** begin Supplied material **

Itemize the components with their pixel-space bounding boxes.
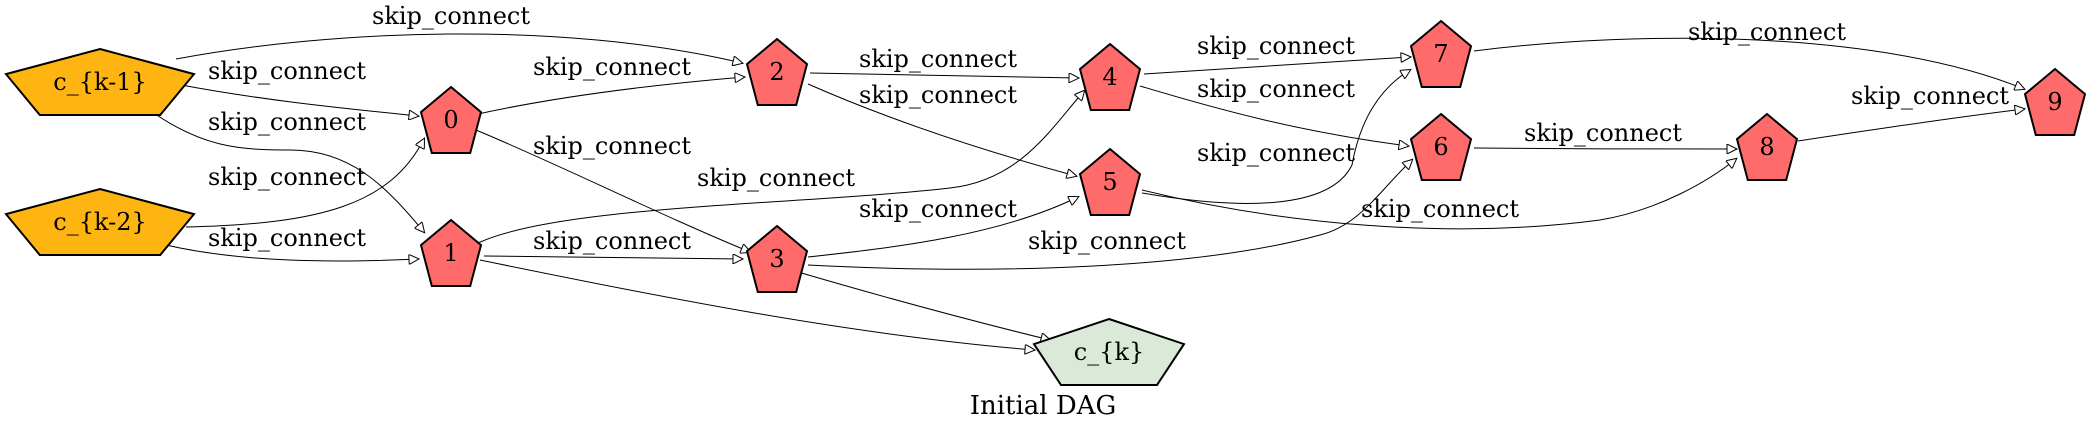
node-n0: 0 bbox=[419, 85, 483, 154]
node-n3: 3 bbox=[745, 224, 809, 293]
edge-label-n3-to-n6: skip_connect bbox=[1028, 227, 1186, 255]
node-shape-ck2 bbox=[4, 187, 196, 256]
edge-n5-to-n8 bbox=[1141, 159, 1736, 230]
node-label-n7: 7 bbox=[1433, 40, 1448, 68]
edge-n3-to-n6 bbox=[807, 160, 1412, 270]
node-label-n2: 2 bbox=[769, 58, 784, 86]
node-label-n6: 6 bbox=[1433, 133, 1448, 161]
edge-n2-to-n5 bbox=[807, 83, 1076, 176]
node-n8: 8 bbox=[1735, 112, 1799, 181]
edge-label-ck1-to-n1: skip_connect bbox=[208, 108, 366, 136]
edge-ck1-to-n1 bbox=[143, 105, 424, 232]
edge-n3-to-n5 bbox=[807, 197, 1078, 258]
node-n9: 9 bbox=[2023, 67, 2086, 136]
edge-label-n6-to-n8: skip_connect bbox=[1524, 119, 1682, 147]
edge-n6-to-n8 bbox=[1473, 148, 1736, 149]
node-n5: 5 bbox=[1078, 147, 1142, 216]
edge-n8-to-n9 bbox=[1797, 109, 2024, 142]
edge-label-n1-to-n3: skip_connect bbox=[533, 227, 691, 255]
node-shape-n9 bbox=[2023, 67, 2086, 136]
node-n7: 7 bbox=[1409, 19, 1473, 88]
edge-ck2-to-n0 bbox=[185, 139, 424, 228]
node-label-ck1: c_{k-1} bbox=[53, 68, 146, 96]
edge-label-n2-to-n4: skip_connect bbox=[859, 45, 1017, 73]
node-label-ck2: c_{k-2} bbox=[53, 208, 146, 236]
edge-label-n4-to-n7: skip_connect bbox=[1197, 32, 1355, 60]
edge-n7-to-n9 bbox=[1473, 37, 2024, 89]
edge-ck2-to-n1 bbox=[165, 244, 418, 261]
edges-layer: skip_connectskip_connectskip_connectskip… bbox=[143, 2, 2024, 350]
edge-n3-to-ck bbox=[797, 271, 1050, 340]
edge-label-n1-to-n4: skip_connect bbox=[697, 164, 855, 192]
node-ck2: c_{k-2} bbox=[4, 187, 196, 256]
diagram-caption: Initial DAG bbox=[970, 391, 1117, 421]
node-label-ck: c_{k} bbox=[1074, 338, 1145, 366]
edge-n4-to-n7 bbox=[1143, 57, 1410, 75]
edge-n2-to-n4 bbox=[809, 72, 1078, 78]
node-label-n1: 1 bbox=[443, 239, 458, 267]
node-shape-n5 bbox=[1078, 147, 1142, 216]
edge-n5-to-n7 bbox=[1141, 70, 1410, 204]
edge-label-n2-to-n5: skip_connect bbox=[859, 81, 1017, 109]
node-label-n4: 4 bbox=[1102, 63, 1117, 91]
node-shape-ck1 bbox=[4, 47, 196, 116]
edge-ck1-to-n2 bbox=[175, 33, 742, 63]
node-ck1: c_{k-1} bbox=[4, 47, 196, 116]
node-shape-n4 bbox=[1078, 42, 1142, 111]
node-label-n9: 9 bbox=[2047, 88, 2062, 116]
edge-n0-to-n2 bbox=[477, 77, 744, 115]
edge-label-n5-to-n7: skip_connect bbox=[1197, 139, 1355, 167]
edge-label-n8-to-n9: skip_connect bbox=[1851, 82, 2009, 110]
node-shape-n3 bbox=[745, 224, 809, 293]
node-ck: c_{k} bbox=[1032, 317, 1186, 386]
node-label-n0: 0 bbox=[443, 106, 458, 134]
node-n4: 4 bbox=[1078, 42, 1142, 111]
edge-n1-to-n4 bbox=[477, 91, 1084, 244]
node-n2: 2 bbox=[745, 37, 809, 106]
edge-label-ck1-to-n2: skip_connect bbox=[372, 2, 530, 30]
edge-label-n0-to-n2: skip_connect bbox=[533, 53, 691, 81]
node-label-n5: 5 bbox=[1102, 168, 1117, 196]
edge-n0-to-n3 bbox=[475, 129, 750, 252]
edge-label-n4-to-n6: skip_connect bbox=[1197, 75, 1355, 103]
node-shape-ck bbox=[1032, 317, 1186, 386]
node-shape-n2 bbox=[745, 37, 809, 106]
edge-label-ck2-to-n0: skip_connect bbox=[208, 163, 366, 191]
node-shape-n1 bbox=[419, 218, 483, 287]
node-label-n3: 3 bbox=[769, 245, 784, 273]
edge-n1-to-ck bbox=[479, 259, 1034, 350]
edge-label-n0-to-n3: skip_connect bbox=[533, 132, 691, 160]
node-shape-n8 bbox=[1735, 112, 1799, 181]
node-shape-n7 bbox=[1409, 19, 1473, 88]
edge-label-ck2-to-n1: skip_connect bbox=[208, 224, 366, 252]
nodes-layer: c_{k-1} c_{k-2} 0 1 2 3 4 5 6 7 8 9 c_{k} bbox=[4, 19, 2086, 386]
node-n6: 6 bbox=[1409, 112, 1473, 181]
edge-label-n3-to-n5: skip_connect bbox=[859, 195, 1017, 223]
edge-label-n5-to-n8: skip_connect bbox=[1361, 195, 1519, 223]
edge-label-n7-to-n9: skip_connect bbox=[1688, 18, 1846, 46]
node-label-n8: 8 bbox=[1759, 133, 1774, 161]
node-shape-n0 bbox=[419, 85, 483, 154]
edge-label-ck1-to-n0: skip_connect bbox=[208, 57, 366, 85]
node-n1: 1 bbox=[419, 218, 483, 287]
node-shape-n6 bbox=[1409, 112, 1473, 181]
edge-n1-to-n3 bbox=[483, 256, 742, 259]
edge-n4-to-n6 bbox=[1139, 85, 1408, 146]
edge-ck1-to-n0 bbox=[175, 83, 418, 116]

** end Supplied material **

■ **Exercise**
Echo back every line of the records above word for word, leaving out the pictures.

■ **Solution below**
Itemize the components with their pixel-space bounding boxes.
node-n0: 0 bbox=[419, 85, 483, 154]
node-n3: 3 bbox=[745, 224, 809, 293]
edge-label-n3-to-n6: skip_connect bbox=[1028, 227, 1186, 255]
node-shape-ck2 bbox=[4, 187, 196, 256]
edge-n5-to-n8 bbox=[1141, 159, 1736, 230]
node-label-n7: 7 bbox=[1433, 40, 1448, 68]
edge-n3-to-n6 bbox=[807, 160, 1412, 270]
node-label-n2: 2 bbox=[769, 58, 784, 86]
node-label-n6: 6 bbox=[1433, 133, 1448, 161]
edge-n2-to-n5 bbox=[807, 83, 1076, 176]
node-n8: 8 bbox=[1735, 112, 1799, 181]
edge-label-ck1-to-n1: skip_connect bbox=[208, 108, 366, 136]
edge-ck1-to-n1 bbox=[143, 105, 424, 232]
edge-n3-to-n5 bbox=[807, 197, 1078, 258]
node-n9: 9 bbox=[2023, 67, 2086, 136]
edge-label-n6-to-n8: skip_connect bbox=[1524, 119, 1682, 147]
edge-n6-to-n8 bbox=[1473, 148, 1736, 149]
node-n5: 5 bbox=[1078, 147, 1142, 216]
edge-n8-to-n9 bbox=[1797, 109, 2024, 142]
edge-label-n1-to-n3: skip_connect bbox=[533, 227, 691, 255]
node-shape-n9 bbox=[2023, 67, 2086, 136]
node-n7: 7 bbox=[1409, 19, 1473, 88]
edge-ck2-to-n0 bbox=[185, 139, 424, 228]
node-label-ck1: c_{k-1} bbox=[53, 68, 146, 96]
edge-label-n2-to-n4: skip_connect bbox=[859, 45, 1017, 73]
node-label-ck2: c_{k-2} bbox=[53, 208, 146, 236]
edge-label-n4-to-n7: skip_connect bbox=[1197, 32, 1355, 60]
edge-n7-to-n9 bbox=[1473, 37, 2024, 89]
edge-ck2-to-n1 bbox=[165, 244, 418, 261]
edges-layer: skip_connectskip_connectskip_connectskip… bbox=[143, 2, 2024, 350]
edge-n3-to-ck bbox=[797, 271, 1050, 340]
edge-label-n1-to-n4: skip_connect bbox=[697, 164, 855, 192]
node-ck2: c_{k-2} bbox=[4, 187, 196, 256]
diagram-caption: Initial DAG bbox=[970, 391, 1117, 421]
node-label-ck: c_{k} bbox=[1074, 338, 1145, 366]
edge-n4-to-n7 bbox=[1143, 57, 1410, 75]
edge-n2-to-n4 bbox=[809, 72, 1078, 78]
node-label-n1: 1 bbox=[443, 239, 458, 267]
node-shape-n5 bbox=[1078, 147, 1142, 216]
edge-n5-to-n7 bbox=[1141, 70, 1410, 204]
edge-label-n2-to-n5: skip_connect bbox=[859, 81, 1017, 109]
node-label-n4: 4 bbox=[1102, 63, 1117, 91]
node-shape-ck1 bbox=[4, 47, 196, 116]
edge-ck1-to-n2 bbox=[175, 33, 742, 63]
node-ck1: c_{k-1} bbox=[4, 47, 196, 116]
node-shape-n4 bbox=[1078, 42, 1142, 111]
node-label-n9: 9 bbox=[2047, 88, 2062, 116]
edge-n0-to-n2 bbox=[477, 77, 744, 115]
edge-label-n5-to-n7: skip_connect bbox=[1197, 139, 1355, 167]
edge-label-n8-to-n9: skip_connect bbox=[1851, 82, 2009, 110]
node-shape-n3 bbox=[745, 224, 809, 293]
node-ck: c_{k} bbox=[1032, 317, 1186, 386]
node-label-n0: 0 bbox=[443, 106, 458, 134]
node-n4: 4 bbox=[1078, 42, 1142, 111]
edge-n1-to-n4 bbox=[477, 91, 1084, 244]
node-n2: 2 bbox=[745, 37, 809, 106]
edge-label-ck1-to-n2: skip_connect bbox=[372, 2, 530, 30]
edge-label-n0-to-n2: skip_connect bbox=[533, 53, 691, 81]
node-label-n5: 5 bbox=[1102, 168, 1117, 196]
edge-n0-to-n3 bbox=[475, 129, 750, 252]
edge-label-n4-to-n6: skip_connect bbox=[1197, 75, 1355, 103]
node-shape-ck bbox=[1032, 317, 1186, 386]
node-shape-n2 bbox=[745, 37, 809, 106]
edge-label-ck2-to-n0: skip_connect bbox=[208, 163, 366, 191]
node-shape-n1 bbox=[419, 218, 483, 287]
node-label-n3: 3 bbox=[769, 245, 784, 273]
edge-n1-to-ck bbox=[479, 259, 1034, 350]
edge-label-n0-to-n3: skip_connect bbox=[533, 132, 691, 160]
node-shape-n8 bbox=[1735, 112, 1799, 181]
node-shape-n7 bbox=[1409, 19, 1473, 88]
edge-label-ck2-to-n1: skip_connect bbox=[208, 224, 366, 252]
nodes-layer: c_{k-1} c_{k-2} 0 1 2 3 4 5 6 7 8 9 c_{k} bbox=[4, 19, 2086, 386]
node-n6: 6 bbox=[1409, 112, 1473, 181]
edge-label-n3-to-n5: skip_connect bbox=[859, 195, 1017, 223]
edge-label-n5-to-n8: skip_connect bbox=[1361, 195, 1519, 223]
edge-label-n7-to-n9: skip_connect bbox=[1688, 18, 1846, 46]
node-label-n8: 8 bbox=[1759, 133, 1774, 161]
node-shape-n0 bbox=[419, 85, 483, 154]
edge-label-ck1-to-n0: skip_connect bbox=[208, 57, 366, 85]
node-n1: 1 bbox=[419, 218, 483, 287]
node-shape-n6 bbox=[1409, 112, 1473, 181]
edge-n1-to-n3 bbox=[483, 256, 742, 259]
edge-n4-to-n6 bbox=[1139, 85, 1408, 146]
edge-ck1-to-n0 bbox=[175, 83, 418, 116]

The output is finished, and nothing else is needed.